## Start

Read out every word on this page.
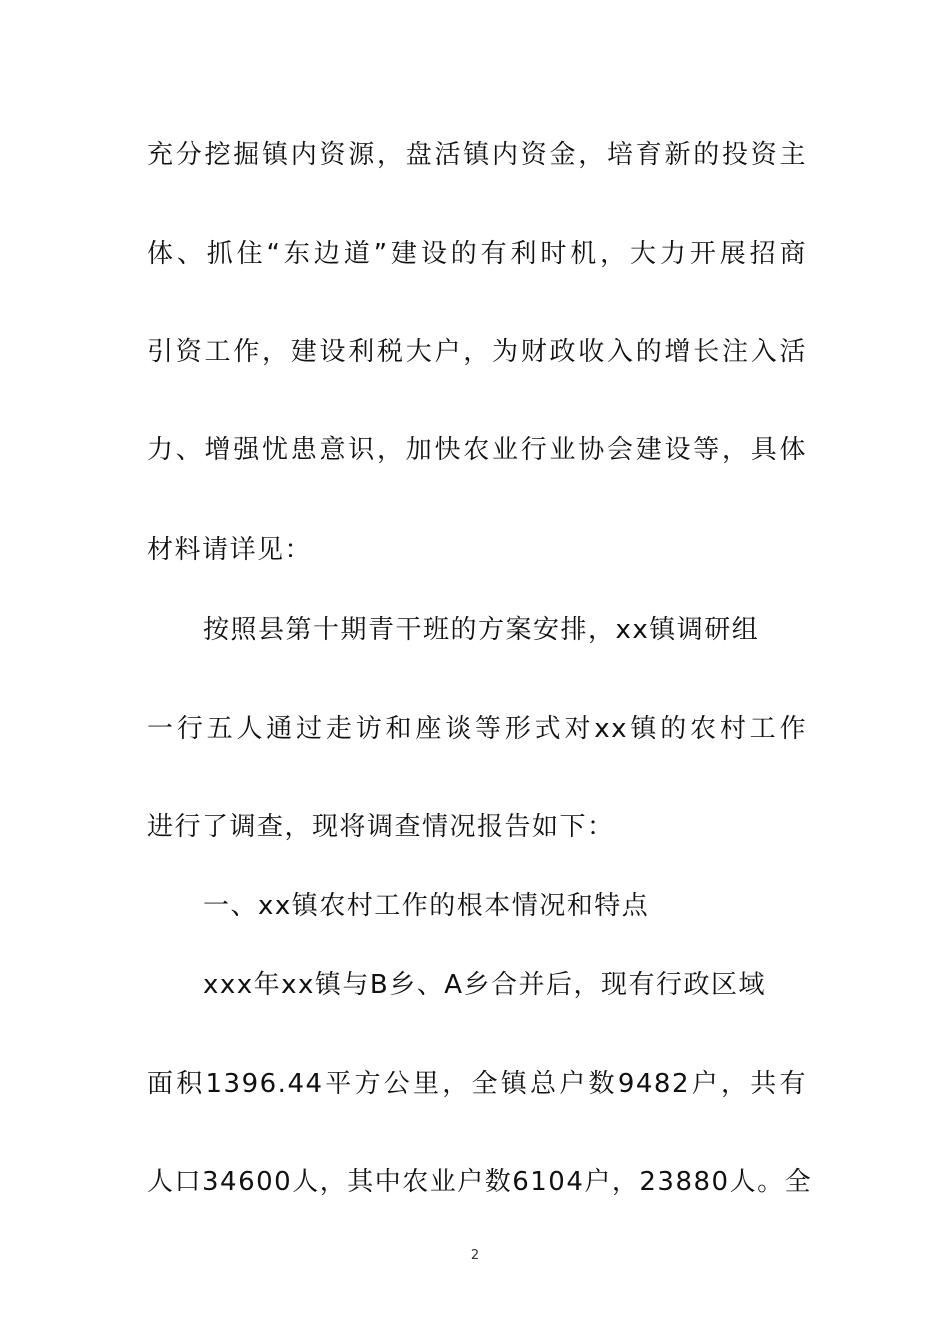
充分挖掘镇内资源，盘活镇内资金，培育新的投资主
体、抓住“东边道”建设的有利时机，大力开展招商
引资工作，建设利税大户，为财政收入的增长注入活
力、增强忧患意识，加快农业行业协会建设等，具体
材料请详见：
按照县第十期青干班的方案安排，xx镇调研组
一行五人通过走访和座谈等形式对xx镇的农村工作
进行了调查，现将调查情况报告如下：
一、xx镇农村工作的根本情况和特点
xxx年xx镇与B乡、A乡合并后，现有行政区域
面积1396.44平方公里，全镇总户数9482户，共有
人口34600人，其中农业户数6104户，23880人。全
2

## End

__PROBLEM REQUIREMENTS__: Reproduce each line word for word and drop the pictures.

__EXPECTED ANSWER__:
Read out every word on this page.
充分挖掘镇内资源，盘活镇内资金，培育新的投资主
体、抓住“东边道”建设的有利时机，大力开展招商
引资工作，建设利税大户，为财政收入的增长注入活
力、增强忧患意识，加快农业行业协会建设等，具体
材料请详见：
按照县第十期青干班的方案安排，xx镇调研组
一行五人通过走访和座谈等形式对xx镇的农村工作
进行了调查，现将调查情况报告如下：
一、xx镇农村工作的根本情况和特点
xxx年xx镇与B乡、A乡合并后，现有行政区域
面积1396.44平方公里，全镇总户数9482户，共有
人口34600人，其中农业户数6104户，23880人。全
2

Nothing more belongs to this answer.